TO DO: Your task is to transcribe all of the data below exactly, omitting the images.
[MATERIAL start]
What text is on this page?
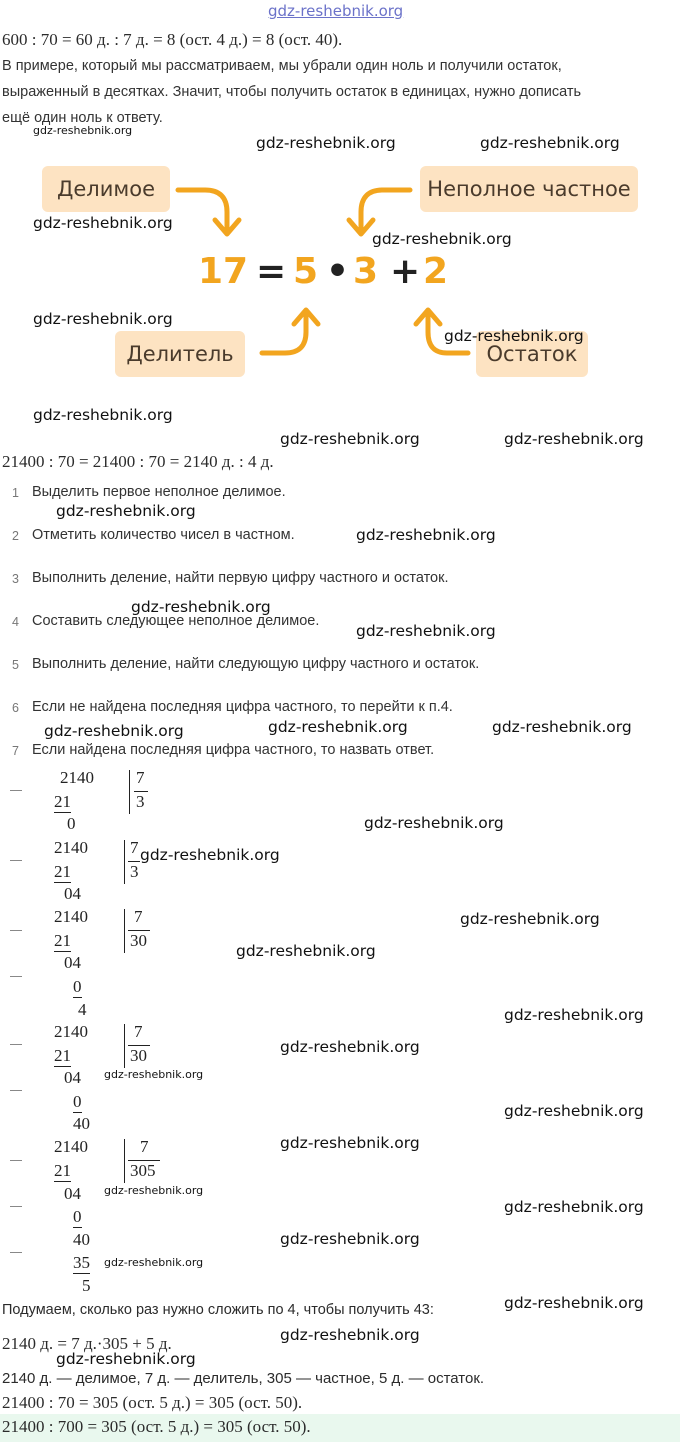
gdz-reshebnik.org
600 : 70 = 60 д. : 7 д. = 8 (ост. 4 д.) = 8 (ост. 40).
В примере, который мы рассматриваем, мы убрали один ноль и получили остаток,
выраженный в десятках. Значит, чтобы получить остаток в единицах, нужно дописать
ещё один ноль к ответу.
gdz-reshebnik.org
gdz-reshebnik.org	gdz-reshebnik.org
Делимое	Неполное частное
Делитель	Остаток
17 = 5 • 3 + 2
gdz-reshebnik.org
gdz-reshebnik.org
gdz-reshebnik.org
gdz-reshebnik.org
gdz-reshebnik.org
gdz-reshebnik.org	gdz-reshebnik.org
21400 : 70 = 21400 : 70 = 2140 д. : 4 д.
1 Выделить первое неполное делимое.
2 Отметить количество чисел в частном.
3 Выполнить деление, найти первую цифру частного и остаток.
4 Составить следующее неполное делимое.
5 Выполнить деление, найти следующую цифру частного и остаток.
6 Если не найдена последняя цифра частного, то перейти к п.4.
7 Если найдена последняя цифра частного, то назвать ответ.
gdz-reshebnik.org
gdz-reshebnik.org
gdz-reshebnik.org
gdz-reshebnik.org
gdz-reshebnik.org	gdz-reshebnik.org	gdz-reshebnik.org
2140
21
0
7
3
gdz-reshebnik.org
2140
21
04
7
3
gdz-reshebnik.org
2140
21
04
0
4
7
30
gdz-reshebnik.org
gdz-reshebnik.org
gdz-reshebnik.org
2140
21
04
0
40
7
30	gdz-reshebnik.org
gdz-reshebnik.org
gdz-reshebnik.org
2140
21
04
0
40
35
5
7
305
gdz-reshebnik.org
gdz-reshebnik.org
gdz-reshebnik.org
gdz-reshebnik.org
gdz-reshebnik.org
Подумаем, сколько раз нужно сложить по 4, чтобы получить 43:	gdz-reshebnik.org
2140 д. = 7 д.·305 + 5 д.	gdz-reshebnik.org
gdz-reshebnik.org
2140 д. — делимое, 7 д. — делитель, 305 — частное, 5 д. — остаток.
21400 : 70 = 305 (ост. 5 д.) = 305 (ост. 50).
21400 : 700 = 305 (ост. 5 д.) = 305 (ост. 50).
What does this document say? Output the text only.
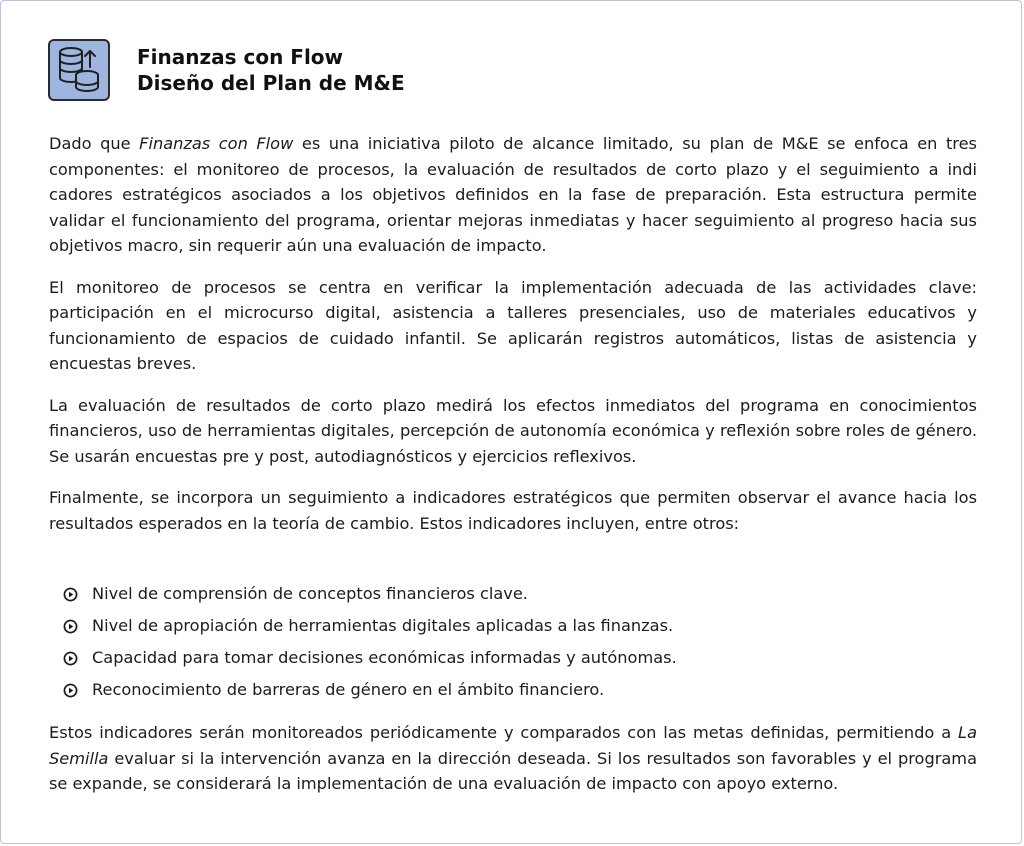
Finanzas con Flow
Diseño del Plan de M&E

Dado que Finanzas con Flow es una iniciativa piloto de alcance limitado, su plan de M&E se enfoca en tres componentes: el monitoreo de procesos, la evaluación de resultados de corto plazo y el seguimiento a indi cadores estratégicos asociados a los objetivos definidos en la fase de preparación. Esta estructura permite validar el funcionamiento del programa, orientar mejoras inmediatas y hacer seguimiento al progreso hacia sus objetivos macro, sin requerir aún una evaluación de impacto.

El monitoreo de procesos se centra en verificar la implementación adecuada de las actividades clave: participación en el microcurso digital, asistencia a talleres presenciales, uso de materiales educativos y funcionamiento de espacios de cuidado infantil. Se aplicarán registros automáticos, listas de asistencia y encuestas breves.

La evaluación de resultados de corto plazo medirá los efectos inmediatos del programa en conocimientos financieros, uso de herramientas digitales, percepción de autonomía económica y reflexión sobre roles de género. Se usarán encuestas pre y post, autodiagnósticos y ejercicios reflexivos.

Finalmente, se incorpora un seguimiento a indicadores estratégicos que permiten observar el avance hacia los resultados esperados en la teoría de cambio. Estos indicadores incluyen, entre otros:

Nivel de comprensión de conceptos financieros clave.
Nivel de apropiación de herramientas digitales aplicadas a las finanzas.
Capacidad para tomar decisiones económicas informadas y autónomas.
Reconocimiento de barreras de género en el ámbito financiero.

Estos indicadores serán monitoreados periódicamente y comparados con las metas definidas, permitiendo a La Semilla evaluar si la intervención avanza en la dirección deseada. Si los resultados son favorables y el programa se expande, se considerará la implementación de una evaluación de impacto con apoyo externo.
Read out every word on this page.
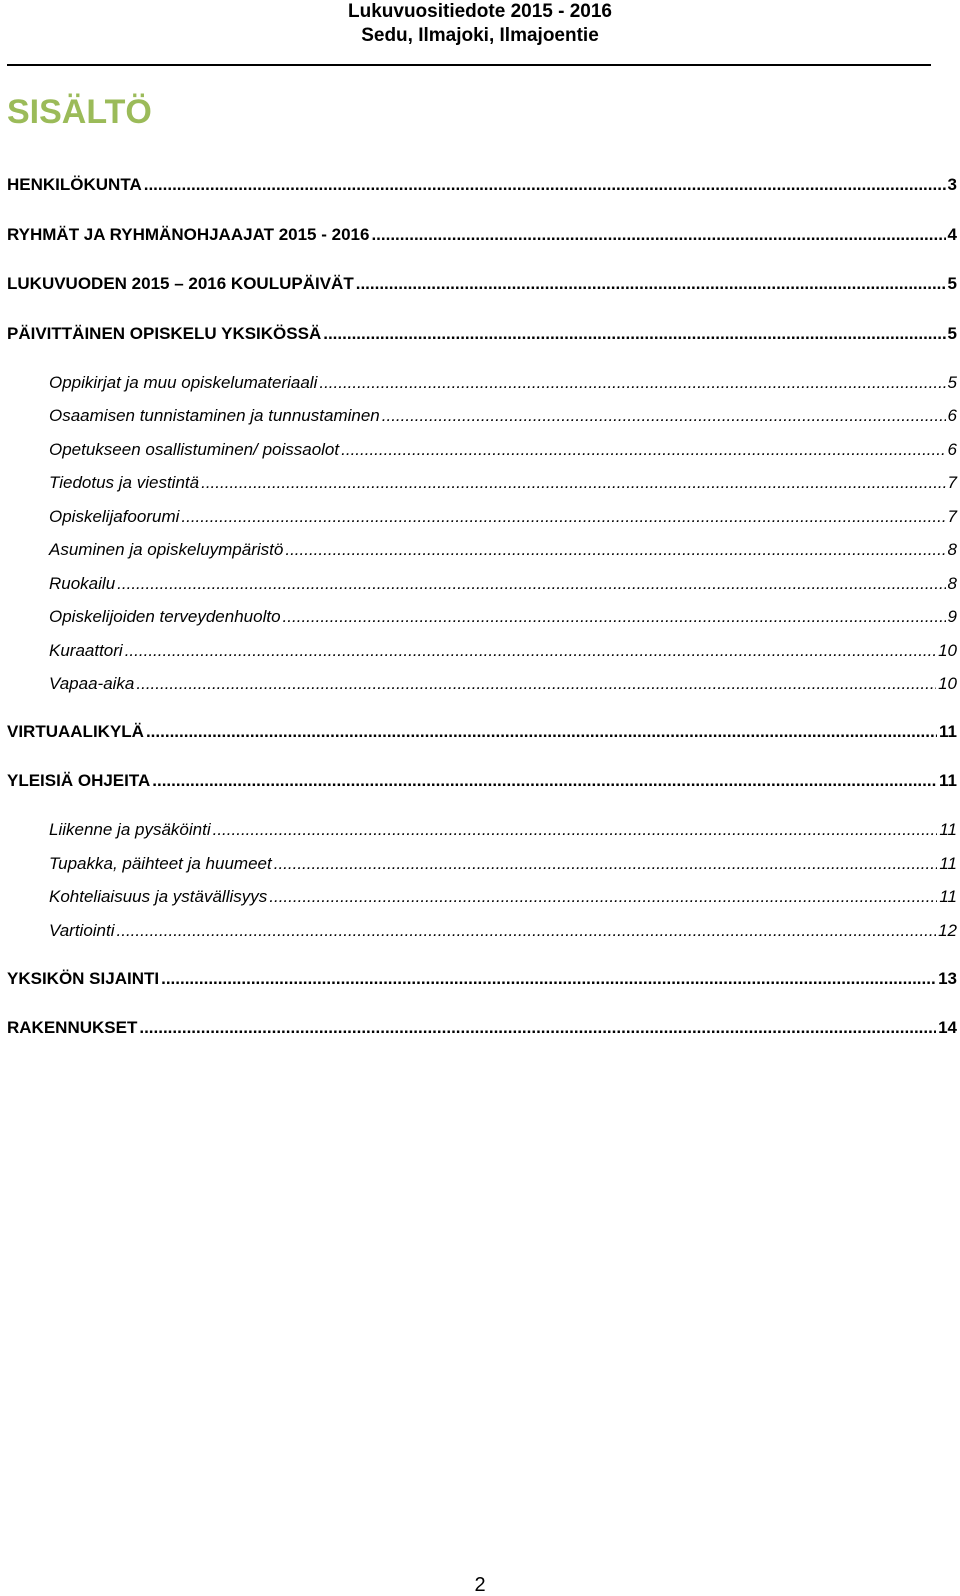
Lukuvuositiedote 2015 - 2016
Sedu, Ilmajoki, Ilmajoentie
SISÄLTÖ
HENKILÖKUNTA .....	3
RYHMÄT JA RYHMÄNOHJAAJAT 2015 - 2016 .....	4
LUKUVUODEN 2015 – 2016 KOULUPÄIVÄT .....	5
PÄIVITTÄINEN OPISKELU YKSIKÖSSÄ .....	5
Oppikirjat ja muu opiskelumateriaali .....	5
Osaamisen tunnistaminen ja tunnustaminen .....	6
Opetukseen osallistuminen/ poissaolot .....	6
Tiedotus ja viestintä .....	7
Opiskelijafoorumi .....	7
Asuminen ja opiskeluympäristö .....	8
Ruokailu .....	8
Opiskelijoiden terveydenhuolto .....	9
Kuraattori .....	10
Vapaa-aika .....	10
VIRTUAALIKYLÄ .....	11
YLEISIÄ OHJEITA .....	11
Liikenne ja pysäköinti .....	11
Tupakka, päihteet ja huumeet .....	11
Kohteliaisuus ja ystävällisyys .....	11
Vartiointi .....	12
YKSIKÖN SIJAINTI .....	13
RAKENNUKSET .....	14
2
[MATERIAL end]
EXPECTED ANSWER:
What text is on this page?
gdz-reshebnik.org
600 : 70 = 60 д. : 7 д. = 8 (ост. 4 д.) = 8 (ост. 40).
В примере, который мы рассматриваем, мы убрали один ноль и получили остаток,
выраженный в десятках. Значит, чтобы получить остаток в единицах, нужно дописать
ещё один ноль к ответу.
gdz-reshebnik.org
gdz-reshebnik.org	gdz-reshebnik.org
Делимое	Неполное частное
Делитель	Остаток
17 = 5 • 3 + 2
gdz-reshebnik.org
gdz-reshebnik.org
gdz-reshebnik.org
gdz-reshebnik.org
gdz-reshebnik.org
gdz-reshebnik.org	gdz-reshebnik.org
21400 : 70 = 21400 : 70 = 2140 д. : 4 д.
1 Выделить первое неполное делимое.
2 Отметить количество чисел в частном.
3 Выполнить деление, найти первую цифру частного и остаток.
4 Составить следующее неполное делимое.
5 Выполнить деление, найти следующую цифру частного и остаток.
6 Если не найдена последняя цифра частного, то перейти к п.4.
7 Если найдена последняя цифра частного, то назвать ответ.
gdz-reshebnik.org
gdz-reshebnik.org
gdz-reshebnik.org
gdz-reshebnik.org
gdz-reshebnik.org	gdz-reshebnik.org	gdz-reshebnik.org
2140
21
0
7
3
gdz-reshebnik.org
2140
21
04
7
3
gdz-reshebnik.org
2140
21
04
0
4
7
30
gdz-reshebnik.org
gdz-reshebnik.org
gdz-reshebnik.org
2140
21
04
0
40
7
30	gdz-reshebnik.org
gdz-reshebnik.org
gdz-reshebnik.org
2140
21
04
0
40
35
5
7
305
gdz-reshebnik.org
gdz-reshebnik.org
gdz-reshebnik.org
gdz-reshebnik.org
gdz-reshebnik.org
Подумаем, сколько раз нужно сложить по 4, чтобы получить 43:	gdz-reshebnik.org
2140 д. = 7 д.·305 + 5 д.	gdz-reshebnik.org
gdz-reshebnik.org
2140 д. — делимое, 7 д. — делитель, 305 — частное, 5 д. — остаток.
21400 : 70 = 305 (ост. 5 д.) = 305 (ост. 50).
21400 : 700 = 305 (ост. 5 д.) = 305 (ост. 50).
What does this document say? Output the text only.
Finanzas con Flow
Diseño del Plan de M&E

Dado que Finanzas con Flow es una iniciativa piloto de alcance limitado, su plan de M&E se enfoca en tres componentes: el monitoreo de procesos, la evaluación de resultados de corto plazo y el seguimiento a indi cadores estratégicos asociados a los objetivos definidos en la fase de preparación. Esta estructura permite validar el funcionamiento del programa, orientar mejoras inmediatas y hacer seguimiento al progreso hacia sus objetivos macro, sin requerir aún una evaluación de impacto.

El monitoreo de procesos se centra en verificar la implementación adecuada de las actividades clave: participación en el microcurso digital, asistencia a talleres presenciales, uso de materiales educativos y funcionamiento de espacios de cuidado infantil. Se aplicarán registros automáticos, listas de asistencia y encuestas breves.

La evaluación de resultados de corto plazo medirá los efectos inmediatos del programa en conocimientos financieros, uso de herramientas digitales, percepción de autonomía económica y reflexión sobre roles de género. Se usarán encuestas pre y post, autodiagnósticos y ejercicios reflexivos.

Finalmente, se incorpora un seguimiento a indicadores estratégicos que permiten observar el avance hacia los resultados esperados en la teoría de cambio. Estos indicadores incluyen, entre otros:

Nivel de comprensión de conceptos financieros clave.
Nivel de apropiación de herramientas digitales aplicadas a las finanzas.
Capacidad para tomar decisiones económicas informadas y autónomas.
Reconocimiento de barreras de género en el ámbito financiero.

Estos indicadores serán monitoreados periódicamente y comparados con las metas definidas, permitiendo a La Semilla evaluar si la intervención avanza en la dirección deseada. Si los resultados son favorables y el programa se expande, se considerará la implementación de una evaluación de impacto con apoyo externo.
Read out every word on this page.
Lukuvuositiedote 2015 - 2016
Sedu, Ilmajoki, Ilmajoentie
SISÄLTÖ
HENKILÖKUNTA .....	3
RYHMÄT JA RYHMÄNOHJAAJAT 2015 - 2016 .....	4
LUKUVUODEN 2015 – 2016 KOULUPÄIVÄT .....	5
PÄIVITTÄINEN OPISKELU YKSIKÖSSÄ .....	5
Oppikirjat ja muu opiskelumateriaali .....	5
Osaamisen tunnistaminen ja tunnustaminen .....	6
Opetukseen osallistuminen/ poissaolot .....	6
Tiedotus ja viestintä .....	7
Opiskelijafoorumi .....	7
Asuminen ja opiskeluympäristö .....	8
Ruokailu .....	8
Opiskelijoiden terveydenhuolto .....	9
Kuraattori .....	10
Vapaa-aika .....	10
VIRTUAALIKYLÄ .....	11
YLEISIÄ OHJEITA .....	11
Liikenne ja pysäköinti .....	11
Tupakka, päihteet ja huumeet .....	11
Kohteliaisuus ja ystävällisyys .....	11
Vartiointi .....	12
YKSIKÖN SIJAINTI .....	13
RAKENNUKSET .....	14
2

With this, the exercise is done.